[start of Given records]
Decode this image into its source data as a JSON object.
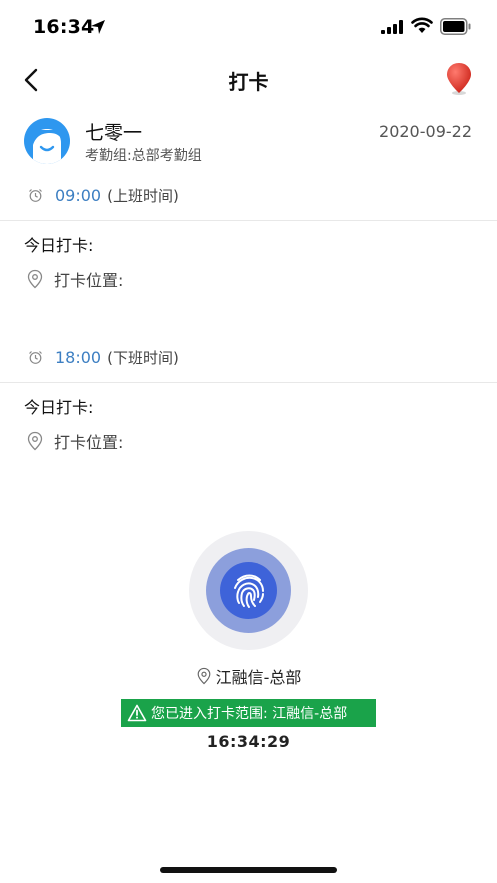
{
  "status_bar": {
    "time": "16:34",
    "icons": [
      "location-arrow-icon",
      "signal-icon",
      "wifi-icon",
      "battery-icon"
    ]
  },
  "nav": {
    "title": "打卡",
    "back_icon": "chevron-left-icon",
    "right_icon": "map-pin-icon",
    "pin_color": "#e23b2e"
  },
  "user": {
    "name": "七零一",
    "group": "考勤组:总部考勤组",
    "date": "2020-09-22",
    "avatar_color": "#2e97ef"
  },
  "sections": [
    {
      "time": "09:00",
      "tag": "(上班时间)",
      "today_label": "今日打卡:",
      "position_label": "打卡位置:"
    },
    {
      "time": "18:00",
      "tag": "(下班时间)",
      "today_label": "今日打卡:",
      "position_label": "打卡位置:"
    }
  ],
  "punch": {
    "location": "江融信-总部",
    "range_text": "您已进入打卡范围: 江融信-总部",
    "current_time": "16:34:29",
    "badge_color": "#1aa34a",
    "button_color": "#3e63d9"
  }
}
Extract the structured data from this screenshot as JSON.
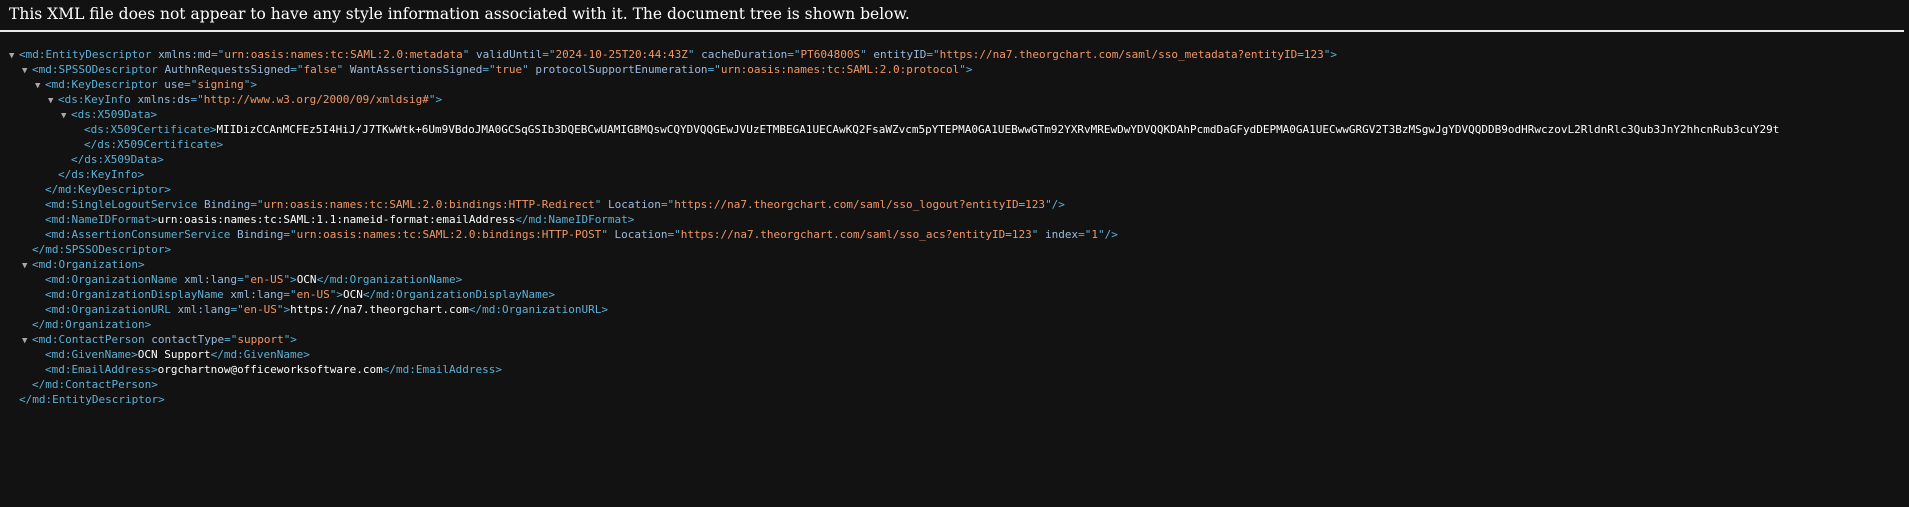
{
  "header": {
    "message": "This XML file does not appear to have any style information associated with it. The document tree is shown below."
  },
  "tree": [
    {
      "indent": 0,
      "toggle": true,
      "parts": [
        [
          "t",
          "<md:EntityDescriptor"
        ],
        [
          "a",
          " xmlns:md"
        ],
        [
          "t",
          "=\""
        ],
        [
          "v",
          "urn:oasis:names:tc:SAML:2.0:metadata"
        ],
        [
          "t",
          "\""
        ],
        [
          "a",
          " validUntil"
        ],
        [
          "t",
          "=\""
        ],
        [
          "v",
          "2024-10-25T20:44:43Z"
        ],
        [
          "t",
          "\""
        ],
        [
          "a",
          " cacheDuration"
        ],
        [
          "t",
          "=\""
        ],
        [
          "v",
          "PT604800S"
        ],
        [
          "t",
          "\""
        ],
        [
          "a",
          " entityID"
        ],
        [
          "t",
          "=\""
        ],
        [
          "v",
          "https://na7.theorgchart.com/saml/sso_metadata?entityID=123"
        ],
        [
          "t",
          "\">"
        ]
      ]
    },
    {
      "indent": 1,
      "toggle": true,
      "parts": [
        [
          "t",
          "<md:SPSSODescriptor"
        ],
        [
          "a",
          " AuthnRequestsSigned"
        ],
        [
          "t",
          "=\""
        ],
        [
          "v",
          "false"
        ],
        [
          "t",
          "\""
        ],
        [
          "a",
          " WantAssertionsSigned"
        ],
        [
          "t",
          "=\""
        ],
        [
          "v",
          "true"
        ],
        [
          "t",
          "\""
        ],
        [
          "a",
          " protocolSupportEnumeration"
        ],
        [
          "t",
          "=\""
        ],
        [
          "v",
          "urn:oasis:names:tc:SAML:2.0:protocol"
        ],
        [
          "t",
          "\">"
        ]
      ]
    },
    {
      "indent": 2,
      "toggle": true,
      "parts": [
        [
          "t",
          "<md:KeyDescriptor"
        ],
        [
          "a",
          " use"
        ],
        [
          "t",
          "=\""
        ],
        [
          "v",
          "signing"
        ],
        [
          "t",
          "\">"
        ]
      ]
    },
    {
      "indent": 3,
      "toggle": true,
      "parts": [
        [
          "t",
          "<ds:KeyInfo"
        ],
        [
          "a",
          " xmlns:ds"
        ],
        [
          "t",
          "=\""
        ],
        [
          "v",
          "http://www.w3.org/2000/09/xmldsig#"
        ],
        [
          "t",
          "\">"
        ]
      ]
    },
    {
      "indent": 4,
      "toggle": true,
      "parts": [
        [
          "t",
          "<ds:X509Data>"
        ]
      ]
    },
    {
      "indent": 5,
      "toggle": false,
      "parts": [
        [
          "t",
          "<ds:X509Certificate>"
        ],
        [
          "x",
          "MIIDizCCAnMCFEz5I4HiJ/J7TKwWtk+6Um9VBdoJMA0GCSqGSIb3DQEBCwUAMIGBMQswCQYDVQQGEwJVUzETMBEGA1UECAwKQ2FsaWZvcm5pYTEPMA0GA1UEBwwGTm92YXRvMREwDwYDVQQKDAhPcmdDaGFydDEPMA0GA1UECwwGRGV2T3BzMSgwJgYDVQQDDB9odHRwczovL2RldnRlc3Qub3JnY2hhcnRub3cuY29t"
        ]
      ]
    },
    {
      "indent": 5,
      "toggle": false,
      "parts": [
        [
          "t",
          "</ds:X509Certificate>"
        ]
      ]
    },
    {
      "indent": 4,
      "toggle": false,
      "parts": [
        [
          "t",
          "</ds:X509Data>"
        ]
      ]
    },
    {
      "indent": 3,
      "toggle": false,
      "parts": [
        [
          "t",
          "</ds:KeyInfo>"
        ]
      ]
    },
    {
      "indent": 2,
      "toggle": false,
      "parts": [
        [
          "t",
          "</md:KeyDescriptor>"
        ]
      ]
    },
    {
      "indent": 2,
      "toggle": false,
      "parts": [
        [
          "t",
          "<md:SingleLogoutService"
        ],
        [
          "a",
          " Binding"
        ],
        [
          "t",
          "=\""
        ],
        [
          "v",
          "urn:oasis:names:tc:SAML:2.0:bindings:HTTP-Redirect"
        ],
        [
          "t",
          "\""
        ],
        [
          "a",
          " Location"
        ],
        [
          "t",
          "=\""
        ],
        [
          "v",
          "https://na7.theorgchart.com/saml/sso_logout?entityID=123"
        ],
        [
          "t",
          "\"/>"
        ]
      ]
    },
    {
      "indent": 2,
      "toggle": false,
      "parts": [
        [
          "t",
          "<md:NameIDFormat>"
        ],
        [
          "x",
          "urn:oasis:names:tc:SAML:1.1:nameid-format:emailAddress"
        ],
        [
          "t",
          "</md:NameIDFormat>"
        ]
      ]
    },
    {
      "indent": 2,
      "toggle": false,
      "parts": [
        [
          "t",
          "<md:AssertionConsumerService"
        ],
        [
          "a",
          " Binding"
        ],
        [
          "t",
          "=\""
        ],
        [
          "v",
          "urn:oasis:names:tc:SAML:2.0:bindings:HTTP-POST"
        ],
        [
          "t",
          "\""
        ],
        [
          "a",
          " Location"
        ],
        [
          "t",
          "=\""
        ],
        [
          "v",
          "https://na7.theorgchart.com/saml/sso_acs?entityID=123"
        ],
        [
          "t",
          "\""
        ],
        [
          "a",
          " index"
        ],
        [
          "t",
          "=\""
        ],
        [
          "v",
          "1"
        ],
        [
          "t",
          "\"/>"
        ]
      ]
    },
    {
      "indent": 1,
      "toggle": false,
      "parts": [
        [
          "t",
          "</md:SPSSODescriptor>"
        ]
      ]
    },
    {
      "indent": 1,
      "toggle": true,
      "parts": [
        [
          "t",
          "<md:Organization>"
        ]
      ]
    },
    {
      "indent": 2,
      "toggle": false,
      "parts": [
        [
          "t",
          "<md:OrganizationName"
        ],
        [
          "a",
          " xml:lang"
        ],
        [
          "t",
          "=\""
        ],
        [
          "v",
          "en-US"
        ],
        [
          "t",
          "\">"
        ],
        [
          "x",
          "OCN"
        ],
        [
          "t",
          "</md:OrganizationName>"
        ]
      ]
    },
    {
      "indent": 2,
      "toggle": false,
      "parts": [
        [
          "t",
          "<md:OrganizationDisplayName"
        ],
        [
          "a",
          " xml:lang"
        ],
        [
          "t",
          "=\""
        ],
        [
          "v",
          "en-US"
        ],
        [
          "t",
          "\">"
        ],
        [
          "x",
          "OCN"
        ],
        [
          "t",
          "</md:OrganizationDisplayName>"
        ]
      ]
    },
    {
      "indent": 2,
      "toggle": false,
      "parts": [
        [
          "t",
          "<md:OrganizationURL"
        ],
        [
          "a",
          " xml:lang"
        ],
        [
          "t",
          "=\""
        ],
        [
          "v",
          "en-US"
        ],
        [
          "t",
          "\">"
        ],
        [
          "x",
          "https://na7.theorgchart.com"
        ],
        [
          "t",
          "</md:OrganizationURL>"
        ]
      ]
    },
    {
      "indent": 1,
      "toggle": false,
      "parts": [
        [
          "t",
          "</md:Organization>"
        ]
      ]
    },
    {
      "indent": 1,
      "toggle": true,
      "parts": [
        [
          "t",
          "<md:ContactPerson"
        ],
        [
          "a",
          " contactType"
        ],
        [
          "t",
          "=\""
        ],
        [
          "v",
          "support"
        ],
        [
          "t",
          "\">"
        ]
      ]
    },
    {
      "indent": 2,
      "toggle": false,
      "parts": [
        [
          "t",
          "<md:GivenName>"
        ],
        [
          "x",
          "OCN Support"
        ],
        [
          "t",
          "</md:GivenName>"
        ]
      ]
    },
    {
      "indent": 2,
      "toggle": false,
      "parts": [
        [
          "t",
          "<md:EmailAddress>"
        ],
        [
          "x",
          "orgchartnow@officeworksoftware.com"
        ],
        [
          "t",
          "</md:EmailAddress>"
        ]
      ]
    },
    {
      "indent": 1,
      "toggle": false,
      "parts": [
        [
          "t",
          "</md:ContactPerson>"
        ]
      ]
    },
    {
      "indent": 0,
      "toggle": false,
      "parts": [
        [
          "t",
          "</md:EntityDescriptor>"
        ]
      ]
    }
  ]
}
[end of Given records]
**Task objective**
Report only the count of lines that include the string "KeyDescriptor".

**Task result**
2